> RECORDS TO PROCESS:
◆ ◆ ◆ ◆

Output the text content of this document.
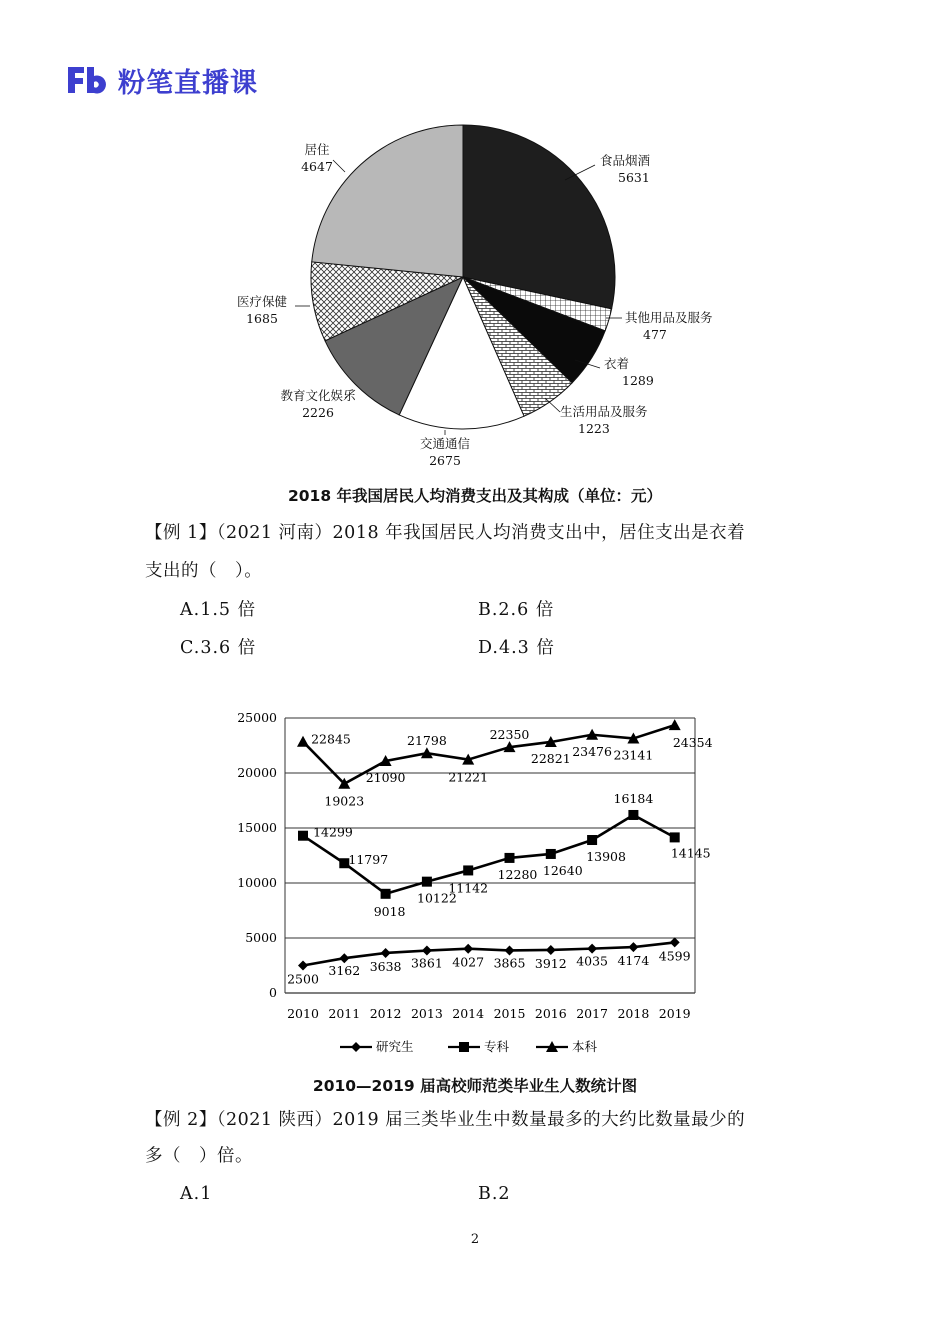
粉笔直播课
食品烟酒
5631
其他用品及服务
477
衣着
1289
生活用品及服务
1223
交通通信
2675
教育文化娱乐
2226
医疗保健
1685
居住
4647
2018 年我国居民人均消费支出及其构成（单位：元）
【例 1】（2021 河南）2018 年我国居民人均消费支出中，居住支出是衣着
支出的（　）。
A.1.5 倍	B.2.6 倍
C.3.6 倍	D.4.3 倍
0
5000
10000
15000
20000
25000
2010 2011 2012 2013 2014 2015 2016 2017 2018 2019
2500
3162 3638 3861 4027 3865 3912 4035 4174 4599
14299
11797
9018
10122
11142
12280 12640
13908
16184
14145
22845
19023
21090
21798
21221
22350
22821 23476 23141
24354
研究生	专科	本科
2010—2019 届高校师范类毕业生人数统计图
【例 2】（2021 陕西）2019 届三类毕业生中数量最多的大约比数量最少的
多（　）倍。
A.1	B.2
2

◆ ◆ ◆ ◆

> WHAT IS NEEDED:
Except for the pictures, copy the material above exactly.

> WRITTEN ANSWER:
Output the text content of this document.
粉笔直播课
食品烟酒
5631
其他用品及服务
477
衣着
1289
生活用品及服务
1223
交通通信
2675
教育文化娱乐
2226
医疗保健
1685
居住
4647
2018 年我国居民人均消费支出及其构成（单位：元）
【例 1】（2021 河南）2018 年我国居民人均消费支出中，居住支出是衣着
支出的（　）。
A.1.5 倍	B.2.6 倍
C.3.6 倍	D.4.3 倍
0
5000
10000
15000
20000
25000
2010 2011 2012 2013 2014 2015 2016 2017 2018 2019
2500
3162 3638 3861 4027 3865 3912 4035 4174 4599
14299
11797
9018
10122
11142
12280 12640
13908
16184
14145
22845
19023
21090
21798
21221
22350
22821 23476 23141
24354
研究生	专科	本科
2010—2019 届高校师范类毕业生人数统计图
【例 2】（2021 陕西）2019 届三类毕业生中数量最多的大约比数量最少的
多（　）倍。
A.1	B.2
2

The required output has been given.